[Stored dataset items]
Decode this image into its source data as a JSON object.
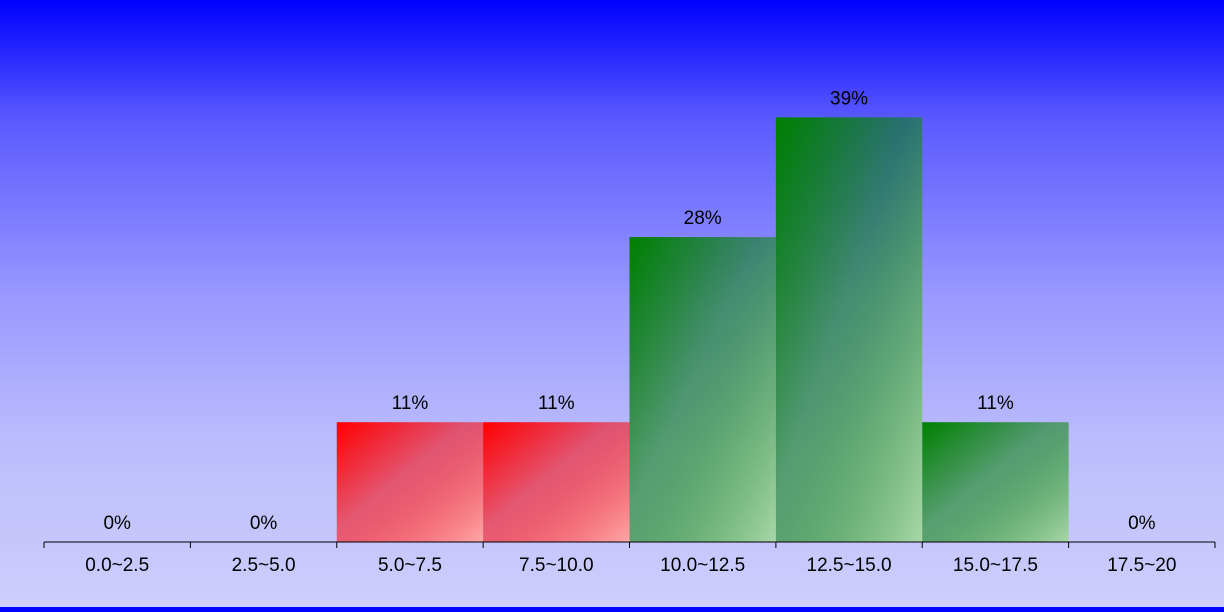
{
  "chart_data": {
    "type": "bar",
    "categories": [
      "0.0~2.5",
      "2.5~5.0",
      "5.0~7.5",
      "7.5~10.0",
      "10.0~12.5",
      "12.5~15.0",
      "15.0~17.5",
      "17.5~20"
    ],
    "values": [
      0,
      0,
      11,
      11,
      28,
      39,
      11,
      0
    ],
    "value_labels": [
      "0%",
      "0%",
      "11%",
      "11%",
      "28%",
      "39%",
      "11%",
      "0%"
    ],
    "bar_colors": [
      "red",
      "red",
      "red",
      "red",
      "green",
      "green",
      "green",
      "green"
    ],
    "value_unit": "%",
    "title": "",
    "xlabel": "",
    "ylabel": "",
    "ylim": [
      0,
      45
    ],
    "grid": false,
    "legend": "none"
  },
  "colors": {
    "background_top": "#0000ff",
    "background_bottom": "#cdcdfd",
    "red_bar_strong": "#ff0000",
    "red_bar_light": "#ffa8a8",
    "green_bar_strong": "#008000",
    "green_bar_light": "#a8d8a8",
    "axis": "#000000"
  }
}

= Given task =
Set down the material exactly, every line of it, except for the pictures.

= Solution to this task =
Decode this image into its source data as a JSON object.
{
  "chart_data": {
    "type": "bar",
    "categories": [
      "0.0~2.5",
      "2.5~5.0",
      "5.0~7.5",
      "7.5~10.0",
      "10.0~12.5",
      "12.5~15.0",
      "15.0~17.5",
      "17.5~20"
    ],
    "values": [
      0,
      0,
      11,
      11,
      28,
      39,
      11,
      0
    ],
    "value_labels": [
      "0%",
      "0%",
      "11%",
      "11%",
      "28%",
      "39%",
      "11%",
      "0%"
    ],
    "bar_colors": [
      "red",
      "red",
      "red",
      "red",
      "green",
      "green",
      "green",
      "green"
    ],
    "value_unit": "%",
    "title": "",
    "xlabel": "",
    "ylabel": "",
    "ylim": [
      0,
      45
    ],
    "grid": false,
    "legend": "none"
  },
  "colors": {
    "background_top": "#0000ff",
    "background_bottom": "#cdcdfd",
    "red_bar_strong": "#ff0000",
    "red_bar_light": "#ffa8a8",
    "green_bar_strong": "#008000",
    "green_bar_light": "#a8d8a8",
    "axis": "#000000"
  }
}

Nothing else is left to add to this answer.